── Material provided

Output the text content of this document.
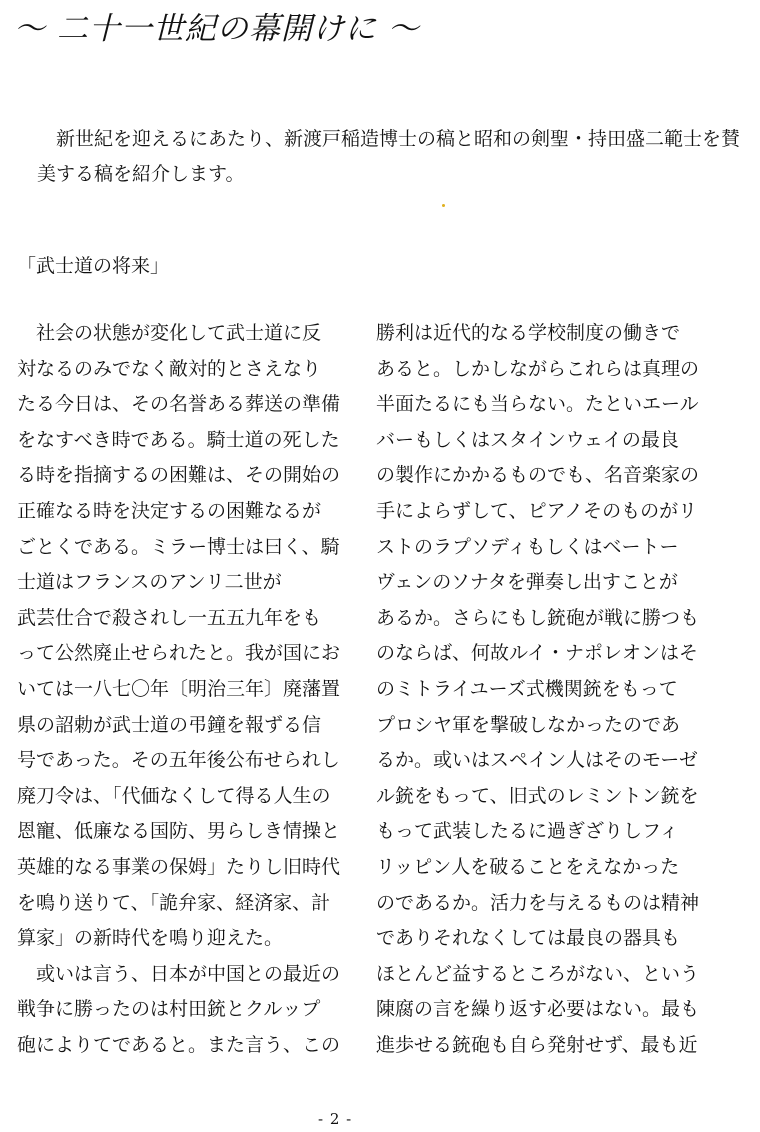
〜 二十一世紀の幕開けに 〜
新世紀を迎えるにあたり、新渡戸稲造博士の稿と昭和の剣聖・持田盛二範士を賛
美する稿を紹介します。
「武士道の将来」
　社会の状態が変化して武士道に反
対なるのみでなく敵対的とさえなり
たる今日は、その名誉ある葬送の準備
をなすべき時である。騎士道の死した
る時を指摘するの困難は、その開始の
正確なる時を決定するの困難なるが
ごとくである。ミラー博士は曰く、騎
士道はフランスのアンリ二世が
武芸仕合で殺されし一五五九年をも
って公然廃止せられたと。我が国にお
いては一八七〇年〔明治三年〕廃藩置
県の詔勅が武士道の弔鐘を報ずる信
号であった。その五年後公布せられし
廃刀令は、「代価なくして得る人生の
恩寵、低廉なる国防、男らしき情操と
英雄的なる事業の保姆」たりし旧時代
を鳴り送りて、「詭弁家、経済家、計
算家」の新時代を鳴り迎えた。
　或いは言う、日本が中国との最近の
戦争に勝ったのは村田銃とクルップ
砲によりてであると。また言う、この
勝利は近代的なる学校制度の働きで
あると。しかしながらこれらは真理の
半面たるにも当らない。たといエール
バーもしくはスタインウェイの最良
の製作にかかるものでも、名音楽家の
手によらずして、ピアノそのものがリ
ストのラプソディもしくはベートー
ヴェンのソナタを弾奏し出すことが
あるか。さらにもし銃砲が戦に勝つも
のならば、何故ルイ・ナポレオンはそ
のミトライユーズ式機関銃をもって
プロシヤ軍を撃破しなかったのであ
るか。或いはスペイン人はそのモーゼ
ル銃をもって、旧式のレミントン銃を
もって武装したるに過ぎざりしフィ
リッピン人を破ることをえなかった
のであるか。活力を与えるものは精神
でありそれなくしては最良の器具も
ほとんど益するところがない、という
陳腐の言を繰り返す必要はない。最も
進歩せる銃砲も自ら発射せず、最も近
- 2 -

────
── Material provided

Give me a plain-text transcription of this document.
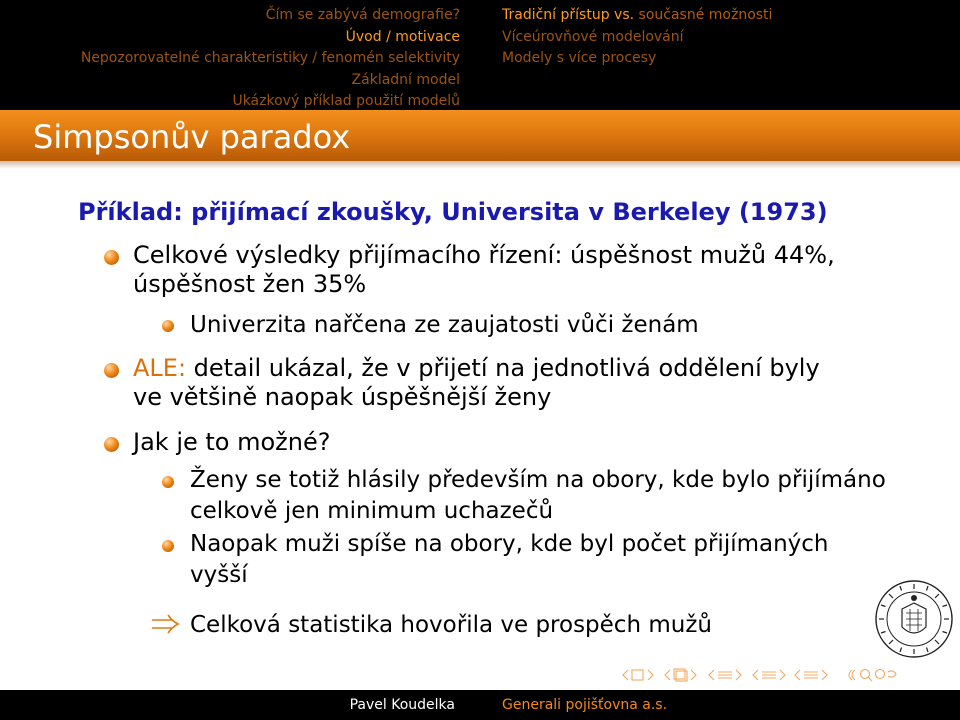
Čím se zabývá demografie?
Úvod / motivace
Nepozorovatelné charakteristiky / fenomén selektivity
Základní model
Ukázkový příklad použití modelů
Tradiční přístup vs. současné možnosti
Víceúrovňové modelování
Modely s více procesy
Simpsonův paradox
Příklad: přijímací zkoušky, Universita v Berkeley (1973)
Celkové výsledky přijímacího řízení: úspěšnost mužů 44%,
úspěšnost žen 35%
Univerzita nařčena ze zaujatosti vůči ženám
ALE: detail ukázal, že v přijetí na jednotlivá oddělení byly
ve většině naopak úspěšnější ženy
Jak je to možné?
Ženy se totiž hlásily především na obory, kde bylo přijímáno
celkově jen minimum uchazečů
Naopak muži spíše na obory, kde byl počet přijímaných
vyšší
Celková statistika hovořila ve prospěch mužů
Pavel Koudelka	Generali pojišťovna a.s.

────
── Material provided

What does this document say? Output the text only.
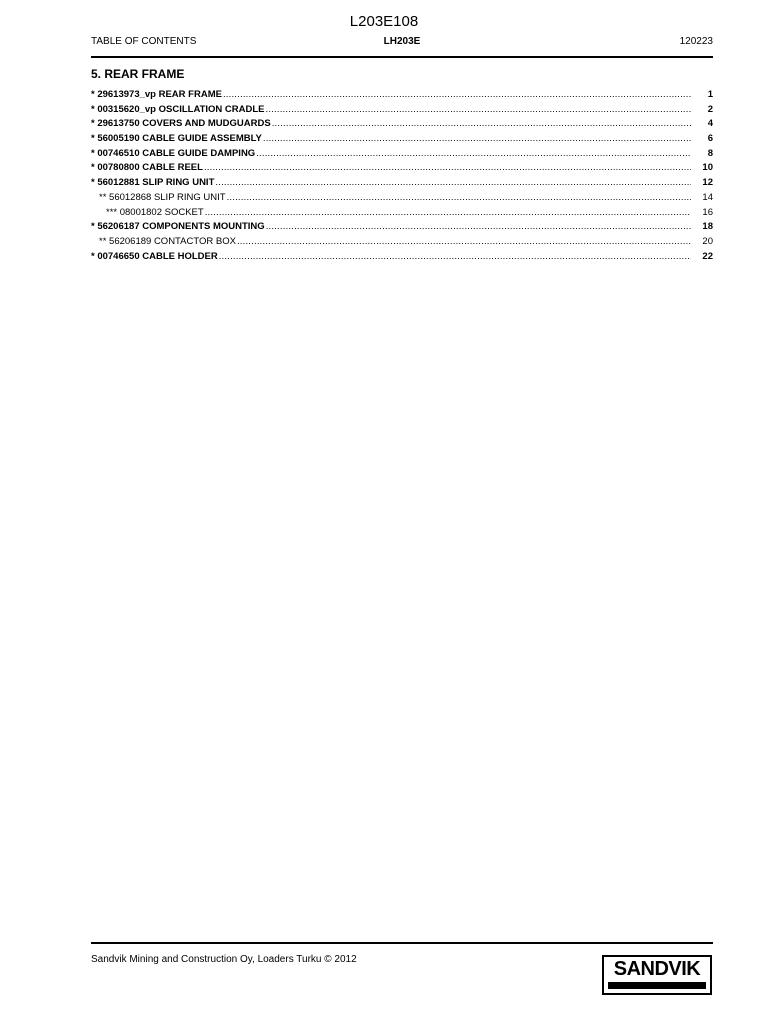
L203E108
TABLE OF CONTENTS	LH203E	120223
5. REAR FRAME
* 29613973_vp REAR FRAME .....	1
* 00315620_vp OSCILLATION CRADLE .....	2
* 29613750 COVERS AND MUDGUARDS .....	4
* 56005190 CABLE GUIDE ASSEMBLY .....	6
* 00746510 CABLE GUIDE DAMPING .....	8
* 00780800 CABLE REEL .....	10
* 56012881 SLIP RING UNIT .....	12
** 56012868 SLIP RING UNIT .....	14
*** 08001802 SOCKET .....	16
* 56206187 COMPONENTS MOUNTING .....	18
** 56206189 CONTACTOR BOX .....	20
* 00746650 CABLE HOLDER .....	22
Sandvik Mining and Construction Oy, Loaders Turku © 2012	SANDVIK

────

Locate the lines above that hold the word "this". Show every one of them.

Output the text content of this document.
Give me a plain-text transcription of this document.
What does this document say? Output the text only.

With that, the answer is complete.